** START Material to process **

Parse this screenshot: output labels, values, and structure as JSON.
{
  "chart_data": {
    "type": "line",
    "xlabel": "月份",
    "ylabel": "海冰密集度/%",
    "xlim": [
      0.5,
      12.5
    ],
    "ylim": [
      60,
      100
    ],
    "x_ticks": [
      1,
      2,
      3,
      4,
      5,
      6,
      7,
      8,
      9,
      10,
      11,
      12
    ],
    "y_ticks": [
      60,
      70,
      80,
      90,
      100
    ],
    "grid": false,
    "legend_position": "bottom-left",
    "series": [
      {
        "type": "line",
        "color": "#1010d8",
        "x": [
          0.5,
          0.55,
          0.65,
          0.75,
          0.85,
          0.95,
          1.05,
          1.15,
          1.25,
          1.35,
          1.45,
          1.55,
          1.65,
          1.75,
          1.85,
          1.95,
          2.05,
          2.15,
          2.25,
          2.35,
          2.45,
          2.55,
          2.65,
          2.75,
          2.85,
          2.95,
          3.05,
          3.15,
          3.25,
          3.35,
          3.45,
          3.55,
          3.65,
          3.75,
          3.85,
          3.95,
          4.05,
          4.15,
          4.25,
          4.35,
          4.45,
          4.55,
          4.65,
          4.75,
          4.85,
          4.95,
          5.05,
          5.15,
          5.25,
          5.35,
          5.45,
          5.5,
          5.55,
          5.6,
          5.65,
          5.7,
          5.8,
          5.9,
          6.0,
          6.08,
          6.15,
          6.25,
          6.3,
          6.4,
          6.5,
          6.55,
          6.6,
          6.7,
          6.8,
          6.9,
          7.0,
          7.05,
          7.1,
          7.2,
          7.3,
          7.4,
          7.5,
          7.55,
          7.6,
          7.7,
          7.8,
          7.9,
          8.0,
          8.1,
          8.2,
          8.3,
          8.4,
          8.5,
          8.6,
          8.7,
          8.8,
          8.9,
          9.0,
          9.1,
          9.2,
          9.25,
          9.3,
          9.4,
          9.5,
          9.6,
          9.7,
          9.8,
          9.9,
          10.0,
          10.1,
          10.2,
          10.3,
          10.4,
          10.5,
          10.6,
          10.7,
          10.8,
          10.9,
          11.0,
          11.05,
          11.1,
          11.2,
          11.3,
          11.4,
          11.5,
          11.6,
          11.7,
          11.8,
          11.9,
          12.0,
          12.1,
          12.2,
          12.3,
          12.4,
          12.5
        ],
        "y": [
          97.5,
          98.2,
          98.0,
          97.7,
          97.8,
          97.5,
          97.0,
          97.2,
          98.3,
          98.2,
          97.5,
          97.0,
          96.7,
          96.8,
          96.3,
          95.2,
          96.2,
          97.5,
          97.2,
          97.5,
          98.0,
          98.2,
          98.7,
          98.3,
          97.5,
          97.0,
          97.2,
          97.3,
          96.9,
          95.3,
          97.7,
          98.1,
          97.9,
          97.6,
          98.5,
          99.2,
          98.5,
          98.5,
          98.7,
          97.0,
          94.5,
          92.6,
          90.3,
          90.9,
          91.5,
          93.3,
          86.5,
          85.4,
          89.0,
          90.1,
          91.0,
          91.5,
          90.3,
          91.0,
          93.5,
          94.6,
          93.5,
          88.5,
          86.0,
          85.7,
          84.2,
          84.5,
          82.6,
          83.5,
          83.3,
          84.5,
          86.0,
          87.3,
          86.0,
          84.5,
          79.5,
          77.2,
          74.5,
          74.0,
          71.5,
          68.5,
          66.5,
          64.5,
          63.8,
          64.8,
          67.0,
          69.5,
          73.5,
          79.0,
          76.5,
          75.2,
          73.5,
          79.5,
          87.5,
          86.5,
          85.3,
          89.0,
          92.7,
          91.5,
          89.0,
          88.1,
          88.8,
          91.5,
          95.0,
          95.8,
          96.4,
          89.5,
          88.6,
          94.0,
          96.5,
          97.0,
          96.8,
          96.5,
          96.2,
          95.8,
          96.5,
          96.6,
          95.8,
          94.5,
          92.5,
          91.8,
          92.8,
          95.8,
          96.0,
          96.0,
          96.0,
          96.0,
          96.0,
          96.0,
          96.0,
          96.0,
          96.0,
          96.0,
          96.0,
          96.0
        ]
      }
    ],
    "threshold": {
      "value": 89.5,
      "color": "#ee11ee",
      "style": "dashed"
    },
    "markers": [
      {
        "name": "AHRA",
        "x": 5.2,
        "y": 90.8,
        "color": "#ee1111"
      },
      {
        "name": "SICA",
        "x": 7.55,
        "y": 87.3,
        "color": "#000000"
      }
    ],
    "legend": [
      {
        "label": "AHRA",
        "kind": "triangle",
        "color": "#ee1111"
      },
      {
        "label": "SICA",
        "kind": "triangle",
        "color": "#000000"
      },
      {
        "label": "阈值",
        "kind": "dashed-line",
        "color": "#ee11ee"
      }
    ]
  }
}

** END Material to process **
** START Material to process **

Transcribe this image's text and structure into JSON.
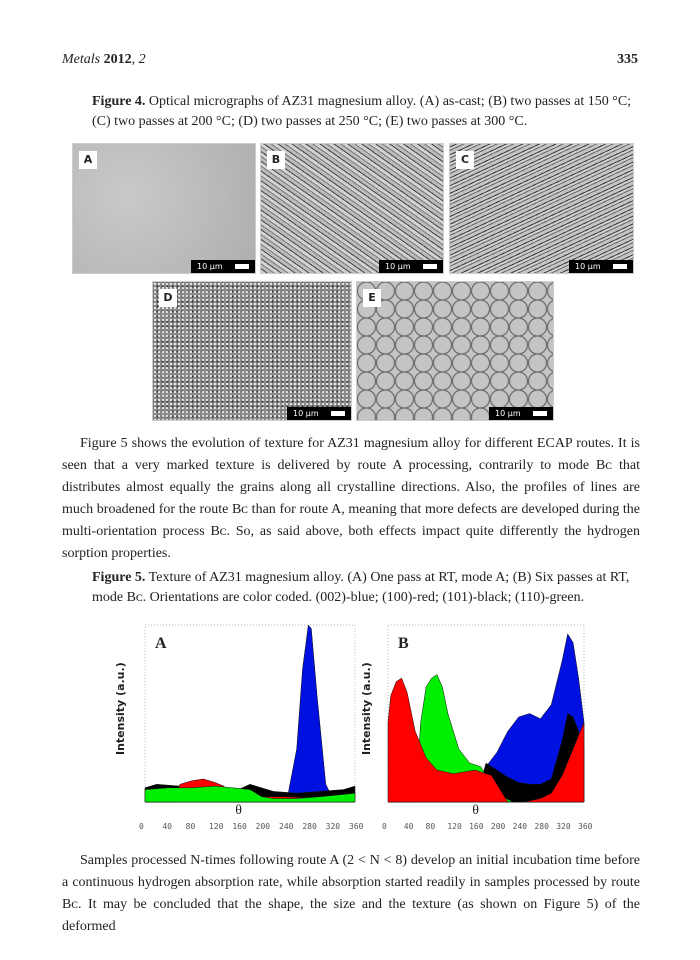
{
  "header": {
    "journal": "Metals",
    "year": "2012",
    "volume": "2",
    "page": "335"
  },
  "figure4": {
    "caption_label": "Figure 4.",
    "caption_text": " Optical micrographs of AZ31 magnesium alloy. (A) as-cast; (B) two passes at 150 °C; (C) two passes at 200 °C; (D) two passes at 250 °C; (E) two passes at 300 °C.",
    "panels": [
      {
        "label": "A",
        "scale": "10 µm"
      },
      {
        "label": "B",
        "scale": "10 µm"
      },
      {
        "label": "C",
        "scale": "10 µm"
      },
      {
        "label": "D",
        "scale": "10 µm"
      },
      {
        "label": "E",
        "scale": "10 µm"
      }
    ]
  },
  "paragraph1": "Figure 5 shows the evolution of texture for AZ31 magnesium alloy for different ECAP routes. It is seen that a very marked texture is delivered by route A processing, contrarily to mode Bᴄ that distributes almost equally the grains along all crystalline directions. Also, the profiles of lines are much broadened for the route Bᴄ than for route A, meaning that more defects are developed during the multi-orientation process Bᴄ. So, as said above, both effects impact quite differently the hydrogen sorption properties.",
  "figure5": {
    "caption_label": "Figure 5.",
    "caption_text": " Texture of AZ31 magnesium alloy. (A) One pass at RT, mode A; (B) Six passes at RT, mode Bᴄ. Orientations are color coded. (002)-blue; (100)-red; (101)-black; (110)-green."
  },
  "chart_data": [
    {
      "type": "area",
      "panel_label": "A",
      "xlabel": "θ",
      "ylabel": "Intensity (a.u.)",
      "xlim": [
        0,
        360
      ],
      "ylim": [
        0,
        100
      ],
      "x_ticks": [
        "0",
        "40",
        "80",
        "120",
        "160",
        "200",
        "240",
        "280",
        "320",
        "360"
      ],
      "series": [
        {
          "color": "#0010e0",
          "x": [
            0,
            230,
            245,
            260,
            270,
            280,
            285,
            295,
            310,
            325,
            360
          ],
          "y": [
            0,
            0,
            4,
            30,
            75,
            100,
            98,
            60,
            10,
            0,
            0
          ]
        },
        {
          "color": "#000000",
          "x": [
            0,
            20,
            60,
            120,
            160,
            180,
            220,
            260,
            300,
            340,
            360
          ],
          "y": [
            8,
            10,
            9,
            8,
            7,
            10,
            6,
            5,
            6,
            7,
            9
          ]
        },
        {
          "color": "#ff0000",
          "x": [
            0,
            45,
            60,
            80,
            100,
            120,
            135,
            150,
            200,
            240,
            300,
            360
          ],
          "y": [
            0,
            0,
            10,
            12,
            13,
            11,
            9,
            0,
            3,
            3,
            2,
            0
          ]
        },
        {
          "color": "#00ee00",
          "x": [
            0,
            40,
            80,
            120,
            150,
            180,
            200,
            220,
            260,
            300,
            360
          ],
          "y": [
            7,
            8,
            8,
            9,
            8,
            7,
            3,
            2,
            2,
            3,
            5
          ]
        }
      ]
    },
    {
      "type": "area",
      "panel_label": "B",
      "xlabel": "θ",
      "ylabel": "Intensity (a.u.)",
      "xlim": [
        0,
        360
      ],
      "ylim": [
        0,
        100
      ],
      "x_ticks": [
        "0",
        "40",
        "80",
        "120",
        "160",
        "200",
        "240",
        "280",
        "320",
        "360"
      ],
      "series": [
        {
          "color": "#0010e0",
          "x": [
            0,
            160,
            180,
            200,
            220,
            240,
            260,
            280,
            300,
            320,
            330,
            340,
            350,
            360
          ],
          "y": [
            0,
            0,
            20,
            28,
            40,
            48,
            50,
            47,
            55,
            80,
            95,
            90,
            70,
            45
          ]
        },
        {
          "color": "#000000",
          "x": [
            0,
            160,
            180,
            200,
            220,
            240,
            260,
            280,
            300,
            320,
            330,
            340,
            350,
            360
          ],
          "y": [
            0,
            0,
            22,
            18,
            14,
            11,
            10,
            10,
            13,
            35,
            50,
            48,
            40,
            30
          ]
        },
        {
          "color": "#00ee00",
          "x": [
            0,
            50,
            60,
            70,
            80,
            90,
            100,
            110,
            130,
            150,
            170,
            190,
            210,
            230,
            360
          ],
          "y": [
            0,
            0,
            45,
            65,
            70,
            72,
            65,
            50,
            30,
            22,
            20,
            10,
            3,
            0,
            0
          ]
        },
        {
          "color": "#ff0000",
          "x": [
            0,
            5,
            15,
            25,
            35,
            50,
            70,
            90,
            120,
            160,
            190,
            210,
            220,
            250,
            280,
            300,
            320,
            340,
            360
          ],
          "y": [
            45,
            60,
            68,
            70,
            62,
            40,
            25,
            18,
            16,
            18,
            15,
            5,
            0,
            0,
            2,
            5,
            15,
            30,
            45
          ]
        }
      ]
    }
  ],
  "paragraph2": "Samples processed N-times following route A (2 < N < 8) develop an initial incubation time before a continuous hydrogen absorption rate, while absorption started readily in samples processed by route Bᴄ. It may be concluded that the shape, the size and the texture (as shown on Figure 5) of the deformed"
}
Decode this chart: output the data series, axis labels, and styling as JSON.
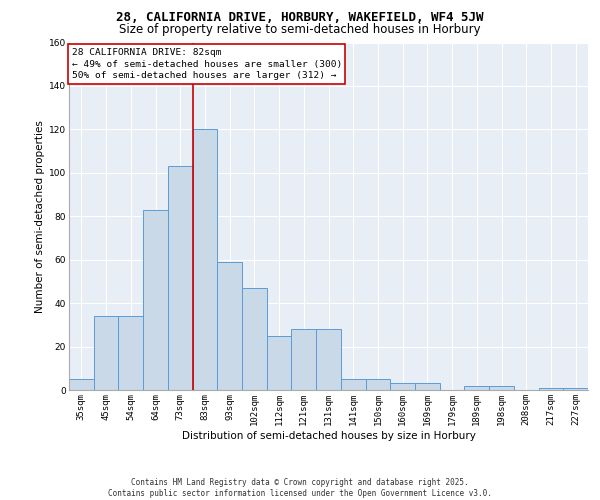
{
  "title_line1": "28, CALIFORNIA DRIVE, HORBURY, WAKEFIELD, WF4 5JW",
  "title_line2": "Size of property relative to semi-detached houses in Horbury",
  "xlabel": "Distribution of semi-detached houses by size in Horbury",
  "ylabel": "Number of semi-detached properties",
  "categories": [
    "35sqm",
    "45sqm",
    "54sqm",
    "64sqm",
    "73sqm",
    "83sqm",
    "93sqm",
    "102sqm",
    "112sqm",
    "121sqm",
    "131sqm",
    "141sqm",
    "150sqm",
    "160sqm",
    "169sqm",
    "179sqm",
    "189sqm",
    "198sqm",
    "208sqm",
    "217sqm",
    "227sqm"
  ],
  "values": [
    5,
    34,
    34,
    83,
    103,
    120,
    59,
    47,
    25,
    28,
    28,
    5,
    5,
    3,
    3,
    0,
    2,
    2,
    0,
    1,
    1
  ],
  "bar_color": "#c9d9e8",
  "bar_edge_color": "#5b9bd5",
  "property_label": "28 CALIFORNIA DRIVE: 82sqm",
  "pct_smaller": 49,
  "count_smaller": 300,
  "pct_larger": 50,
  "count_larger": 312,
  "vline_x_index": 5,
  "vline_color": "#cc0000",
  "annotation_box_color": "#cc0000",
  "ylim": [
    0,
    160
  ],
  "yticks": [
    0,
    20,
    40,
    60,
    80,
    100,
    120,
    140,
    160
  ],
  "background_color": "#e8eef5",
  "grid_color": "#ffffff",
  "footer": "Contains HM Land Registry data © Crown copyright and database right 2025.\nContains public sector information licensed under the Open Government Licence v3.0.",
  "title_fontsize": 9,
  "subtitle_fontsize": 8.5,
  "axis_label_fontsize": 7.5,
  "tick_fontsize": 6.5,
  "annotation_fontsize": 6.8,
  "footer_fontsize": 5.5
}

** END Material to process **

- [What is being asked]:
Count the lines above that contain the word "type", and give only that number.

- [Full response]:
4